DATA FOR THIS EXERCISE start
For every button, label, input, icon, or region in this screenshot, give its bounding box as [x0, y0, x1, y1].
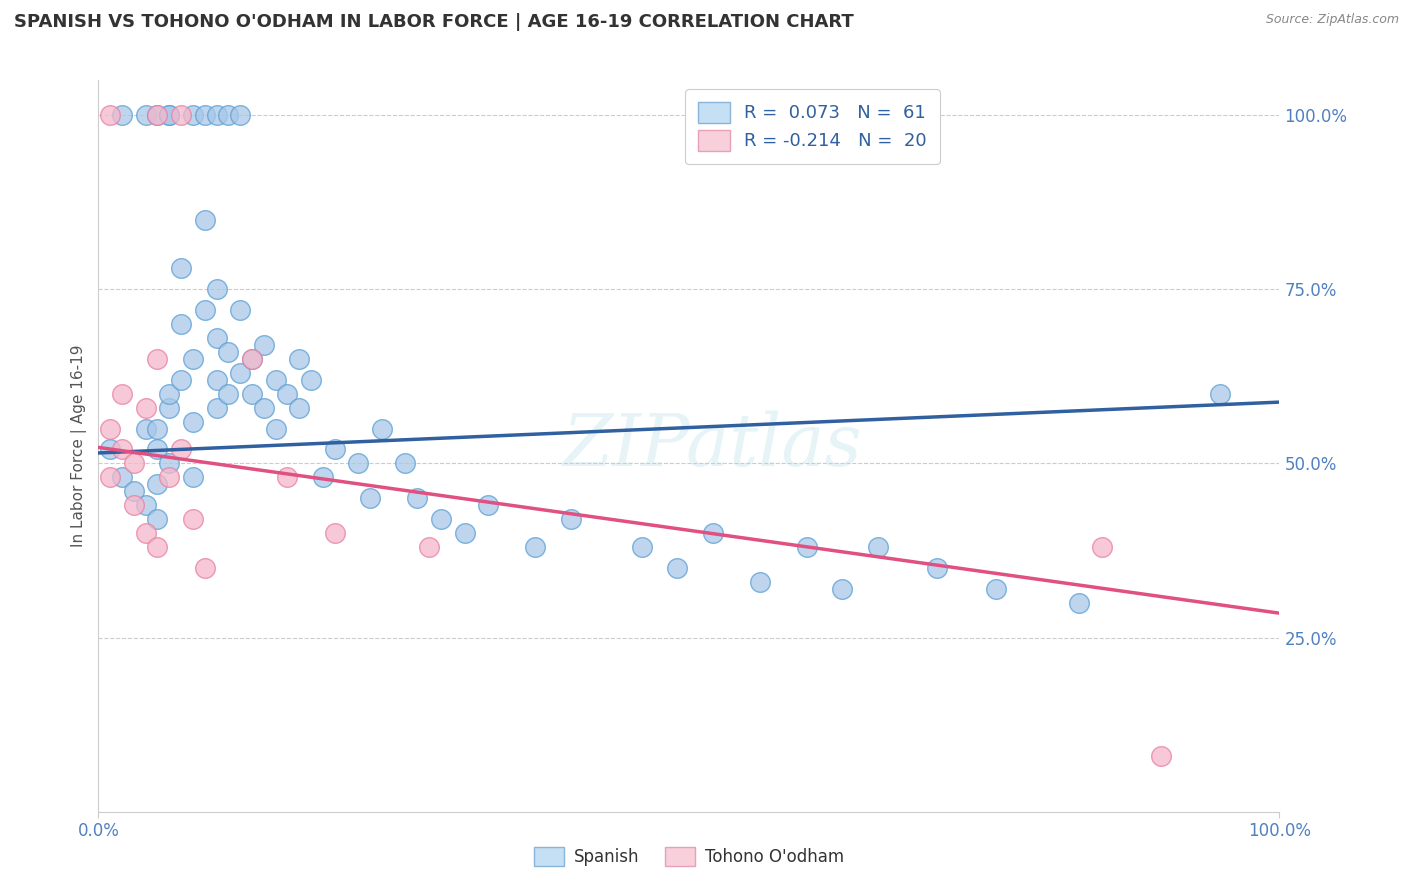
Point	[702, 526, 724, 541]
Point	[229, 366, 252, 380]
Point	[157, 401, 180, 415]
Point	[1091, 540, 1114, 554]
Point	[98, 470, 121, 484]
Point	[1209, 386, 1232, 401]
Point	[111, 442, 134, 457]
Legend: Spanish, Tohono O'odham: Spanish, Tohono O'odham	[527, 840, 851, 873]
Point	[98, 442, 121, 457]
Point	[560, 512, 582, 526]
Point	[146, 477, 169, 491]
Point	[240, 351, 263, 366]
Point	[146, 442, 169, 457]
Point	[288, 351, 311, 366]
Point	[1150, 749, 1173, 764]
Point	[748, 574, 770, 589]
Point	[276, 386, 298, 401]
Point	[323, 526, 346, 541]
Point	[666, 561, 689, 575]
Point	[122, 457, 145, 471]
Point	[866, 540, 889, 554]
Point	[146, 108, 169, 122]
Point	[135, 498, 157, 512]
Point	[111, 386, 134, 401]
Point	[194, 561, 217, 575]
Point	[217, 345, 239, 359]
Point	[205, 282, 228, 296]
Point	[347, 457, 370, 471]
Point	[288, 401, 311, 415]
Point	[135, 526, 157, 541]
Point	[264, 421, 287, 435]
Point	[181, 470, 204, 484]
Point	[240, 351, 263, 366]
Point	[170, 261, 193, 276]
Point	[157, 108, 180, 122]
Point	[1067, 596, 1090, 610]
Point	[406, 491, 429, 506]
Point	[276, 470, 298, 484]
Text: ZIPatlas: ZIPatlas	[562, 410, 862, 482]
Point	[98, 421, 121, 435]
Point	[477, 498, 499, 512]
Point	[98, 108, 121, 122]
Text: Source: ZipAtlas.com: Source: ZipAtlas.com	[1265, 13, 1399, 27]
Point	[253, 338, 276, 352]
Point	[111, 108, 134, 122]
Point	[170, 317, 193, 331]
Point	[122, 498, 145, 512]
Point	[146, 540, 169, 554]
Point	[122, 484, 145, 499]
Point	[135, 421, 157, 435]
Point	[194, 303, 217, 318]
Point	[146, 108, 169, 122]
Point	[181, 415, 204, 429]
Point	[181, 512, 204, 526]
Point	[146, 512, 169, 526]
Point	[323, 442, 346, 457]
Point	[170, 442, 193, 457]
Point	[217, 386, 239, 401]
Point	[146, 421, 169, 435]
Point	[205, 373, 228, 387]
Point	[146, 351, 169, 366]
Point	[418, 540, 440, 554]
Point	[181, 108, 204, 122]
Point	[205, 108, 228, 122]
Point	[194, 212, 217, 227]
Point	[229, 108, 252, 122]
Point	[157, 108, 180, 122]
Y-axis label: In Labor Force | Age 16-19: In Labor Force | Age 16-19	[72, 344, 87, 548]
Point	[394, 457, 416, 471]
Point	[453, 526, 475, 541]
Point	[170, 373, 193, 387]
Point	[630, 540, 652, 554]
Text: SPANISH VS TOHONO O'ODHAM IN LABOR FORCE | AGE 16-19 CORRELATION CHART: SPANISH VS TOHONO O'ODHAM IN LABOR FORCE…	[14, 13, 853, 31]
Point	[135, 108, 157, 122]
Point	[796, 540, 818, 554]
Point	[229, 303, 252, 318]
Point	[205, 331, 228, 345]
Point	[181, 351, 204, 366]
Point	[264, 373, 287, 387]
Point	[157, 386, 180, 401]
Point	[359, 491, 381, 506]
Point	[157, 470, 180, 484]
Point	[157, 457, 180, 471]
Point	[194, 108, 217, 122]
Point	[135, 401, 157, 415]
Point	[371, 421, 394, 435]
Point	[170, 108, 193, 122]
Point	[925, 561, 948, 575]
Point	[111, 470, 134, 484]
Point	[312, 470, 335, 484]
Point	[984, 582, 1007, 596]
Point	[205, 401, 228, 415]
Point	[299, 373, 322, 387]
Point	[524, 540, 547, 554]
Point	[217, 108, 239, 122]
Point	[831, 582, 853, 596]
Point	[240, 386, 263, 401]
Point	[253, 401, 276, 415]
Point	[430, 512, 453, 526]
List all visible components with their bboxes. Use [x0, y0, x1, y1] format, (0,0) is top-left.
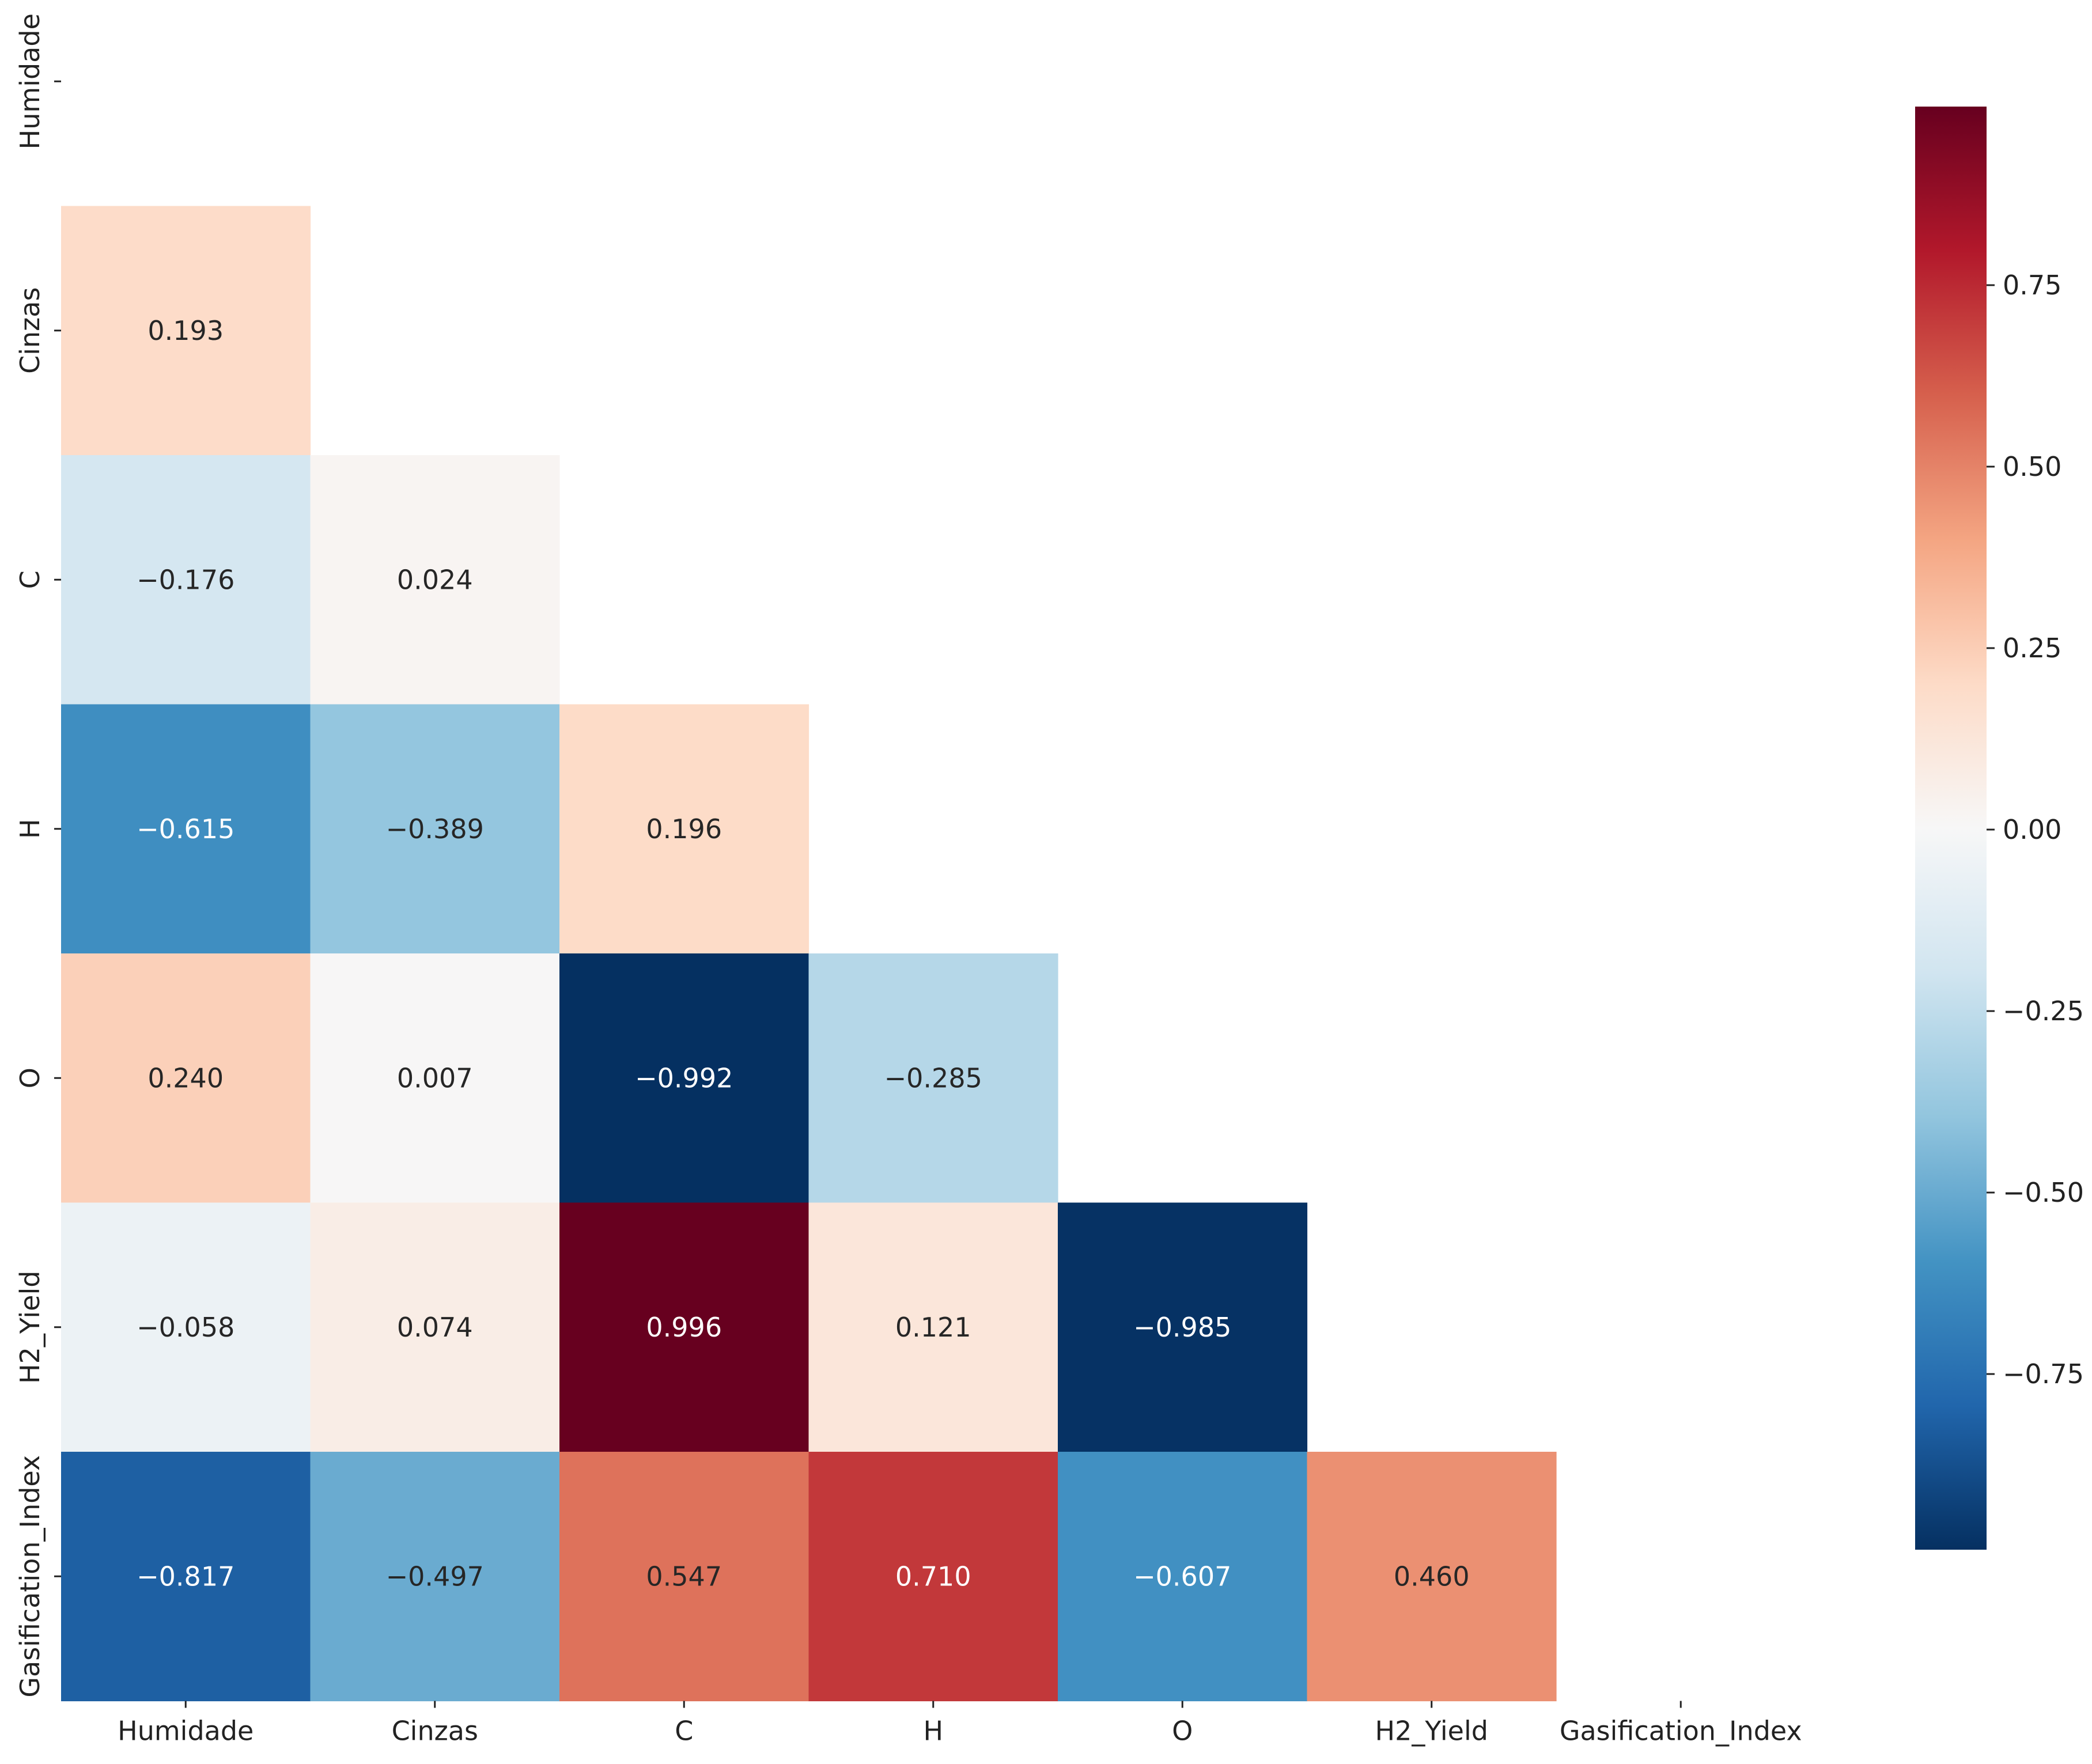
heatmap-cell-Gasification_Index-C	[559, 1452, 809, 1702]
cell-annotation: 0.240	[147, 1062, 224, 1093]
x-tick-label: Cinzas	[392, 1716, 478, 1747]
heatmap-cell-C-Cinzas	[310, 455, 560, 705]
colorbar-tick-label: 0.75	[2003, 270, 2061, 301]
heatmap-cell-O-Cinzas	[310, 953, 560, 1203]
x-axis: Humidade Cinzas C H O H2_Yield Gasification_In…	[118, 1701, 1802, 1747]
x-tick-label: O	[1172, 1716, 1193, 1747]
cell-annotation: −0.992	[635, 1062, 733, 1093]
cell-annotation: 0.710	[895, 1561, 971, 1592]
heatmap-cell-Gasification_Index-O	[1058, 1452, 1308, 1702]
heatmap-cells: 0.193 −0.176 0.024 −0.615 −0.389 0.196 0.240 0.…	[61, 206, 1557, 1702]
cell-annotation: 0.193	[147, 315, 224, 346]
cell-annotation: −0.176	[137, 564, 234, 595]
x-tick-label: H	[923, 1716, 943, 1747]
heatmap-cell-O-H	[808, 953, 1058, 1203]
heatmap-cell-H-Humidade	[61, 704, 311, 954]
colorbar-tick-label: 0.00	[2003, 814, 2061, 845]
cell-annotation: 0.460	[1394, 1561, 1470, 1592]
heatmap-cell-H2_Yield-Cinzas	[310, 1202, 560, 1452]
colorbar-tick-label: 0.50	[2003, 451, 2061, 482]
x-tick-label: Humidade	[118, 1716, 254, 1747]
cell-annotation: 0.007	[397, 1062, 473, 1093]
heatmap-cell-H-Cinzas	[310, 704, 560, 954]
y-tick-label: H	[14, 819, 46, 839]
x-tick-label: C	[675, 1716, 693, 1747]
cell-annotation: 0.024	[397, 564, 473, 595]
colorbar-tick-label: −0.25	[2003, 995, 2084, 1027]
cell-annotation: −0.607	[1133, 1561, 1231, 1592]
cell-annotation: −0.389	[386, 813, 484, 845]
heatmap-cell-Gasification_Index-H	[808, 1452, 1058, 1702]
heatmap-cell-Cinzas-Humidade	[61, 206, 311, 456]
heatmap-cell-O-C	[559, 953, 809, 1203]
colorbar-tick-label: −0.50	[2003, 1177, 2084, 1208]
colorbar-gradient	[1915, 107, 1987, 1550]
heatmap-cell-Gasification_Index-Cinzas	[310, 1452, 560, 1702]
cell-annotation: 0.996	[646, 1312, 722, 1343]
x-tick-label: Gasification_Index	[1560, 1716, 1802, 1747]
y-tick-label: H2_Yield	[14, 1271, 46, 1384]
heatmap-cell-C-Humidade	[61, 455, 311, 705]
colorbar-tick-label: 0.25	[2003, 633, 2061, 664]
heatmap-cell-H2_Yield-O	[1058, 1202, 1308, 1452]
colorbar-tick-label: −0.75	[2003, 1358, 2084, 1390]
cell-annotation: 0.196	[646, 813, 722, 845]
y-tick-label: O	[14, 1068, 46, 1088]
heatmap-cell-Gasification_Index-H2_Yield	[1307, 1452, 1557, 1702]
y-tick-label: Gasification_Index	[14, 1455, 46, 1698]
cell-annotation: −0.985	[1133, 1312, 1231, 1343]
heatmap-cell-O-Humidade	[61, 953, 311, 1203]
heatmap-cell-H2_Yield-C	[559, 1202, 809, 1452]
heatmap-cell-Gasification_Index-Humidade	[61, 1452, 311, 1702]
cell-annotation: 0.121	[895, 1312, 971, 1343]
cell-annotation: −0.285	[884, 1062, 982, 1093]
y-tick-label: Cinzas	[14, 287, 46, 374]
heatmap-cell-H2_Yield-H	[808, 1202, 1058, 1452]
x-tick-label: H2_Yield	[1375, 1716, 1488, 1747]
cell-annotation: −0.058	[137, 1312, 234, 1343]
cell-annotation: −0.615	[137, 813, 234, 845]
heatmap-cell-H-C	[559, 704, 809, 954]
cell-annotation: −0.497	[386, 1561, 484, 1592]
heatmap-cell-H2_Yield-Humidade	[61, 1202, 311, 1452]
y-tick-label: C	[14, 570, 46, 589]
colorbar: −0.75 −0.50 −0.25 0.00 0.25 0.50 0.75	[1915, 107, 2084, 1550]
cell-annotation: −0.817	[137, 1561, 234, 1592]
y-axis: Humidade Cinzas C H O H2_Yield Gasification_In…	[14, 13, 61, 1698]
y-tick-label: Humidade	[14, 13, 46, 149]
cell-annotation: 0.074	[397, 1312, 473, 1343]
cell-annotation: 0.547	[646, 1561, 722, 1592]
DATA FOR THIS EXERCISE end
— INSTRUCTION —
Can you update the material from the line with "526, 724, 541]" to the line with "470, 204, 484]", replacing "Point" with "Marker" and leaving everything else unchanged?

— SOLUTION BELOW —
Marker	[702, 526, 724, 541]
Marker	[229, 366, 252, 380]
Marker	[157, 401, 180, 415]
Marker	[1091, 540, 1114, 554]
Marker	[98, 470, 121, 484]
Marker	[1209, 386, 1232, 401]
Marker	[111, 442, 134, 457]
Legend: Spanish, Tohono O'odham: Spanish, Tohono O'odham	[527, 840, 851, 873]
Marker	[98, 442, 121, 457]
Marker	[560, 512, 582, 526]
Marker	[146, 477, 169, 491]
Marker	[240, 351, 263, 366]
Marker	[146, 442, 169, 457]
Marker	[288, 351, 311, 366]
Marker	[1150, 749, 1173, 764]
Marker	[748, 574, 770, 589]
Marker	[276, 386, 298, 401]
Marker	[323, 526, 346, 541]
Marker	[666, 561, 689, 575]
Marker	[122, 457, 145, 471]
Marker	[866, 540, 889, 554]
Marker	[146, 108, 169, 122]
Marker	[135, 498, 157, 512]
Marker	[111, 386, 134, 401]
Marker	[194, 561, 217, 575]
Marker	[217, 345, 239, 359]
Marker	[205, 282, 228, 296]
Marker	[347, 457, 370, 471]
Marker	[288, 401, 311, 415]
Marker	[135, 526, 157, 541]
Marker	[264, 421, 287, 435]
Marker	[181, 470, 204, 484]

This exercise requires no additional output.